* [Given instruction]
Pick out every line that holds the string "this" and copy it.

○ ○ ○ ○

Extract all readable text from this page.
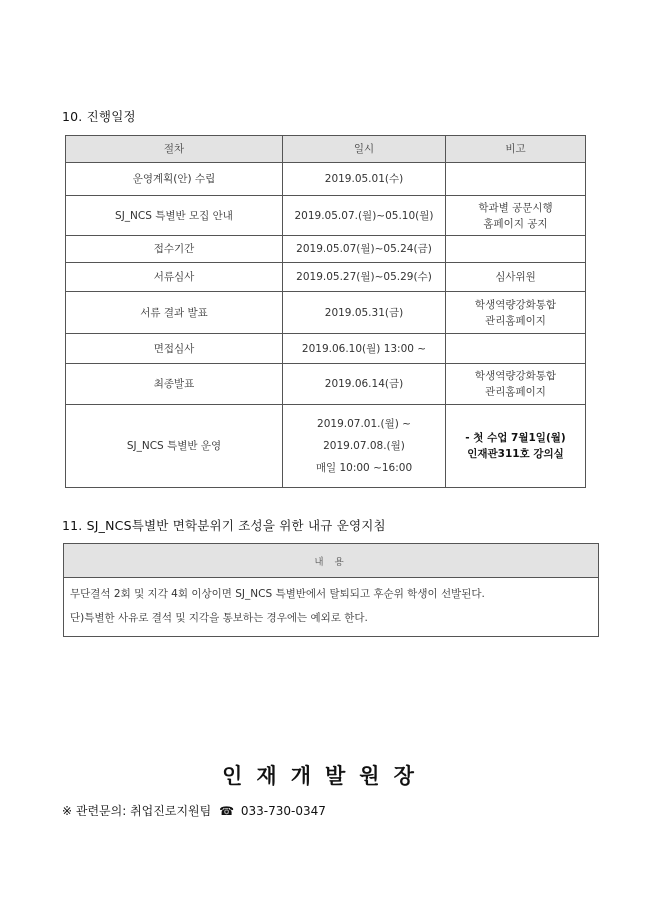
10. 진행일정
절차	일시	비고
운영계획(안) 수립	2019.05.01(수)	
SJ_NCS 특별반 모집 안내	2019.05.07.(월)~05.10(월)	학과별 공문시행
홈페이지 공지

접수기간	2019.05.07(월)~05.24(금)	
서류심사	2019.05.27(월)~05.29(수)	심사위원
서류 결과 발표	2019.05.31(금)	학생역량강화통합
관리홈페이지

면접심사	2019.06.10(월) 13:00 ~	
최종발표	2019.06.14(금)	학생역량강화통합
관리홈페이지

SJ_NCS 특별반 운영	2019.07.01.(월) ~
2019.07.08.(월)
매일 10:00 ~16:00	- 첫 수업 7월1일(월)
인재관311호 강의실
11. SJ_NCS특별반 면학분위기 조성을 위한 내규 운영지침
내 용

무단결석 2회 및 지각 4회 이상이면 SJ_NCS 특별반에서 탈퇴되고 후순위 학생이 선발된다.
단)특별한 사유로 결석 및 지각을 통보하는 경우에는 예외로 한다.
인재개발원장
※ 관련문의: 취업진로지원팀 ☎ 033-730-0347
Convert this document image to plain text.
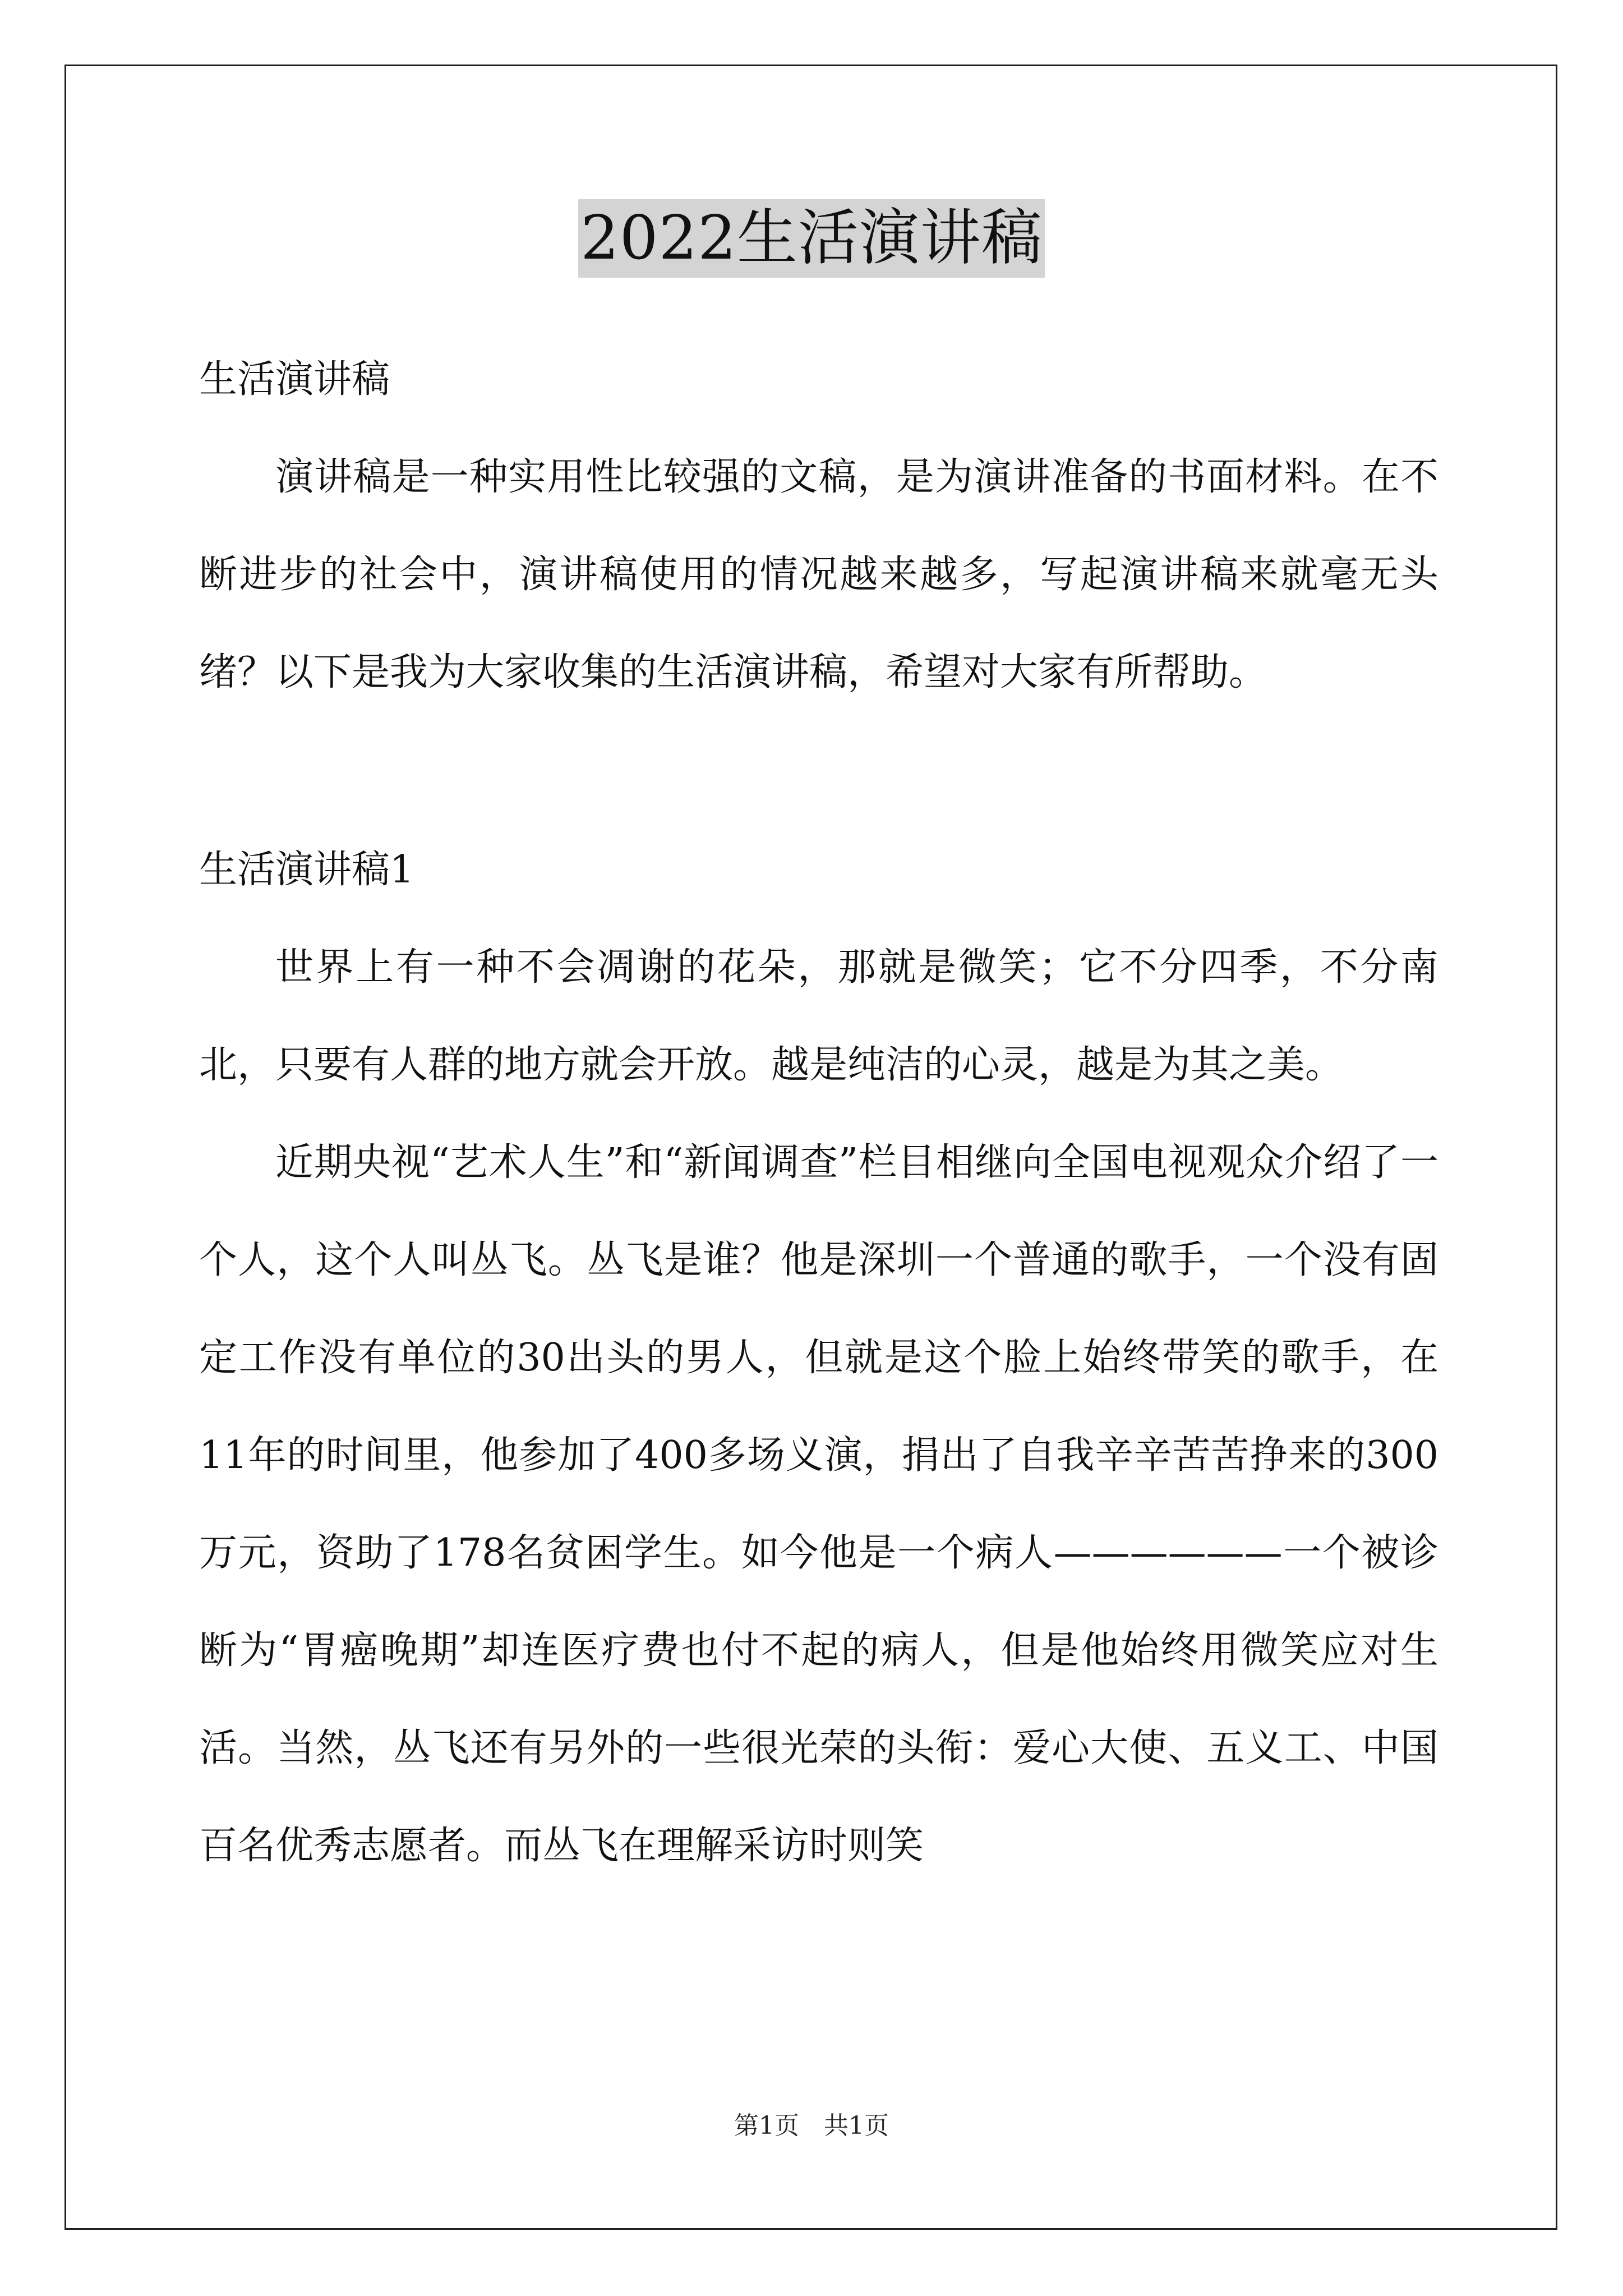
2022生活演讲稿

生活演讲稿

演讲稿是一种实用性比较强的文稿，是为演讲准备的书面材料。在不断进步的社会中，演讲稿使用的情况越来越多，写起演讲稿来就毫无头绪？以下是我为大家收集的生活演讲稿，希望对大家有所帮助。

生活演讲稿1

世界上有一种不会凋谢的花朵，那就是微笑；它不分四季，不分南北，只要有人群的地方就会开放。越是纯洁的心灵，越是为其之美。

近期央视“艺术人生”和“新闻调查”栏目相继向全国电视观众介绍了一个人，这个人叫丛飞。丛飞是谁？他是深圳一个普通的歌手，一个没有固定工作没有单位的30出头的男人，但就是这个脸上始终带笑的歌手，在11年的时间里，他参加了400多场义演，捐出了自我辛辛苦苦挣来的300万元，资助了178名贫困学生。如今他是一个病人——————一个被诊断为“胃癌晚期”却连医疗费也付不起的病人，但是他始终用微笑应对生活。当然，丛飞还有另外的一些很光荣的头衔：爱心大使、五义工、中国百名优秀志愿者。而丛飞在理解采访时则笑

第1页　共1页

○ ○ ○ ○

* [Output below]
Extract all readable text from this page.
Convert this document image to plain text.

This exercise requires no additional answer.